Task requirements: For the data below, work out how many lines contain the word "基础化工" and supply only that number.

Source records
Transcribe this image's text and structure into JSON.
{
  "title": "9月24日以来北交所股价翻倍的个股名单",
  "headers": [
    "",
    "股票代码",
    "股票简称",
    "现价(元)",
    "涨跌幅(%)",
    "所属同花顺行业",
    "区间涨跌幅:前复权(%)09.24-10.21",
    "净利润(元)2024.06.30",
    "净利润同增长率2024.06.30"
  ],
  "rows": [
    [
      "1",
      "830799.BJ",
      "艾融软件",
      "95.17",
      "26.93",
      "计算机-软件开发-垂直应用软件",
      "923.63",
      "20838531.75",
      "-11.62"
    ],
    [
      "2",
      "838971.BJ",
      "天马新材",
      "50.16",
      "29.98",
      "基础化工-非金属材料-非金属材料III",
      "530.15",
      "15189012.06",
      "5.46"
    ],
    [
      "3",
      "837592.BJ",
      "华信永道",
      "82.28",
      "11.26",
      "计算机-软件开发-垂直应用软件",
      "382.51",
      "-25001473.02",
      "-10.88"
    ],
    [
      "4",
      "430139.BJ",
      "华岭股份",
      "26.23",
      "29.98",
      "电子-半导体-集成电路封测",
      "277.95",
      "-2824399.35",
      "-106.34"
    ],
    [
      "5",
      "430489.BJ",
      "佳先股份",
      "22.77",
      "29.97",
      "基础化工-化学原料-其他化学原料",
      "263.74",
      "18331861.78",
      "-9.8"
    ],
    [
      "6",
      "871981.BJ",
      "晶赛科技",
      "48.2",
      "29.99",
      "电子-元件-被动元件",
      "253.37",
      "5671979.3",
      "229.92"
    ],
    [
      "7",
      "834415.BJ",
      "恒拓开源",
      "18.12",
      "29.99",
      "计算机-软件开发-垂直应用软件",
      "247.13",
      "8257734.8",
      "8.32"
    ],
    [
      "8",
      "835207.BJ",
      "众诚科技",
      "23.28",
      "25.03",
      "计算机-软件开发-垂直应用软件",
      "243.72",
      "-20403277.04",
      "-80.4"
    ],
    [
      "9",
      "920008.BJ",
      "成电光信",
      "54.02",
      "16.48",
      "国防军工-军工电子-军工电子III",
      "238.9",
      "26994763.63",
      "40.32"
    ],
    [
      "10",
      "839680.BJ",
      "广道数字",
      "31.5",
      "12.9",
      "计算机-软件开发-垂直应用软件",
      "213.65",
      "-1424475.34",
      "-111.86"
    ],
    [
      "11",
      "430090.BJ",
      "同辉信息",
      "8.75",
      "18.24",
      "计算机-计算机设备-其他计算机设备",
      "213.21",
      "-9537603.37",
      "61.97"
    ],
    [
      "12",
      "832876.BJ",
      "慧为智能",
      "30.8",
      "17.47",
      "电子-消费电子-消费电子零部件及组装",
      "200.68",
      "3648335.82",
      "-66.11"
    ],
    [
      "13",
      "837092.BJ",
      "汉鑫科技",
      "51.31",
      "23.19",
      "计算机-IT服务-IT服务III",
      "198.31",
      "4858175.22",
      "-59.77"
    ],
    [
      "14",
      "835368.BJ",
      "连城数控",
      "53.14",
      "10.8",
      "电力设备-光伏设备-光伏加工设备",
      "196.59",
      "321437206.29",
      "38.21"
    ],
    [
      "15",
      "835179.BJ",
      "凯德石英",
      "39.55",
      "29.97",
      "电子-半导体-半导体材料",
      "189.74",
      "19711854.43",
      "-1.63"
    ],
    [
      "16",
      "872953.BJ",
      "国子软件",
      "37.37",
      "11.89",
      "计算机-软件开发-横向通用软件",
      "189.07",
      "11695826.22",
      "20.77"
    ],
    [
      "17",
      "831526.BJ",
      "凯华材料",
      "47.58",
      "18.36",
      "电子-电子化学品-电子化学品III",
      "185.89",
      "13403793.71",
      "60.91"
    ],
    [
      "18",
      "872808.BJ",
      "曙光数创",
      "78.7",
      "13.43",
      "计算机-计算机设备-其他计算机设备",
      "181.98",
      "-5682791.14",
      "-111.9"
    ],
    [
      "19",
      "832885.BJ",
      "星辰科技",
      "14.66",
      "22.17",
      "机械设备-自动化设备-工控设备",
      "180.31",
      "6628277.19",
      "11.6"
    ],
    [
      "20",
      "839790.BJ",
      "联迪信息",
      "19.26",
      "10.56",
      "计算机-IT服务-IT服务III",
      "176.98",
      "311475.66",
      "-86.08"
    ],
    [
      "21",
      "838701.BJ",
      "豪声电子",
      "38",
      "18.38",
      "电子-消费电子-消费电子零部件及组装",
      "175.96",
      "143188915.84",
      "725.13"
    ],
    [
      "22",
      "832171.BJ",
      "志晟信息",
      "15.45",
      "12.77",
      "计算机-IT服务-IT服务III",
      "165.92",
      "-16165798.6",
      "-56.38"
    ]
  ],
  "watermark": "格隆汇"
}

Result: 2